* EXERCISE TASK:
Copy out the listing that follows, exact in every word, and skip the images.

-- start of DATA LINES --

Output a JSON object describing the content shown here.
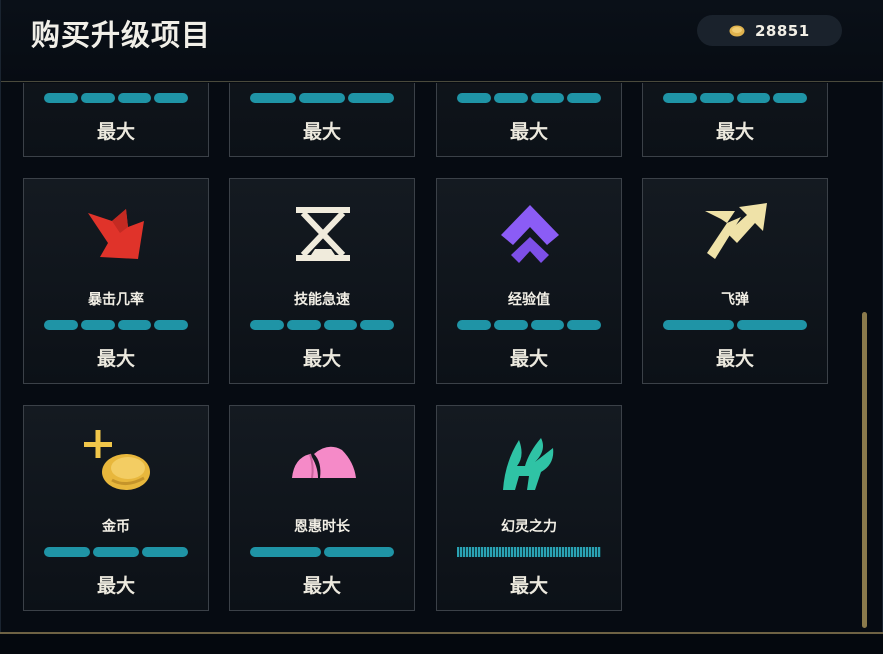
{
  "header": {
    "title": "购买升级项目",
    "currency_icon": "coin-icon",
    "currency_amount": "28851"
  },
  "colors": {
    "progress": "#1f94a6",
    "scrollbar": "#8a7a4c"
  },
  "upgrades": [
    {
      "name": "",
      "icon": "partial-icon",
      "status": "最大",
      "segments": 4
    },
    {
      "name": "",
      "icon": "partial-icon",
      "status": "最大",
      "segments": 3
    },
    {
      "name": "",
      "icon": "partial-icon",
      "status": "最大",
      "segments": 4
    },
    {
      "name": "",
      "icon": "partial-icon",
      "status": "最大",
      "segments": 4
    },
    {
      "name": "暴击几率",
      "icon": "critical-strike-icon",
      "status": "最大",
      "segments": 4
    },
    {
      "name": "技能急速",
      "icon": "hourglass-icon",
      "status": "最大",
      "segments": 4
    },
    {
      "name": "经验值",
      "icon": "chevron-up-icon",
      "status": "最大",
      "segments": 4
    },
    {
      "name": "飞弹",
      "icon": "projectile-arrow-icon",
      "status": "最大",
      "segments": 2
    },
    {
      "name": "金币",
      "icon": "gold-plus-icon",
      "status": "最大",
      "segments": 3
    },
    {
      "name": "恩惠时长",
      "icon": "boon-duration-icon",
      "status": "最大",
      "segments": 2
    },
    {
      "name": "幻灵之力",
      "icon": "spirit-power-icon",
      "status": "最大",
      "segments": "many"
    }
  ]
}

-- end of DATA LINES --

* FINISHED ANSWER:
Output a JSON object describing the content shown here.
{
  "header": {
    "title": "购买升级项目",
    "currency_icon": "coin-icon",
    "currency_amount": "28851"
  },
  "colors": {
    "progress": "#1f94a6",
    "scrollbar": "#8a7a4c"
  },
  "upgrades": [
    {
      "name": "",
      "icon": "partial-icon",
      "status": "最大",
      "segments": 4
    },
    {
      "name": "",
      "icon": "partial-icon",
      "status": "最大",
      "segments": 3
    },
    {
      "name": "",
      "icon": "partial-icon",
      "status": "最大",
      "segments": 4
    },
    {
      "name": "",
      "icon": "partial-icon",
      "status": "最大",
      "segments": 4
    },
    {
      "name": "暴击几率",
      "icon": "critical-strike-icon",
      "status": "最大",
      "segments": 4
    },
    {
      "name": "技能急速",
      "icon": "hourglass-icon",
      "status": "最大",
      "segments": 4
    },
    {
      "name": "经验值",
      "icon": "chevron-up-icon",
      "status": "最大",
      "segments": 4
    },
    {
      "name": "飞弹",
      "icon": "projectile-arrow-icon",
      "status": "最大",
      "segments": 2
    },
    {
      "name": "金币",
      "icon": "gold-plus-icon",
      "status": "最大",
      "segments": 3
    },
    {
      "name": "恩惠时长",
      "icon": "boon-duration-icon",
      "status": "最大",
      "segments": 2
    },
    {
      "name": "幻灵之力",
      "icon": "spirit-power-icon",
      "status": "最大",
      "segments": "many"
    }
  ]
}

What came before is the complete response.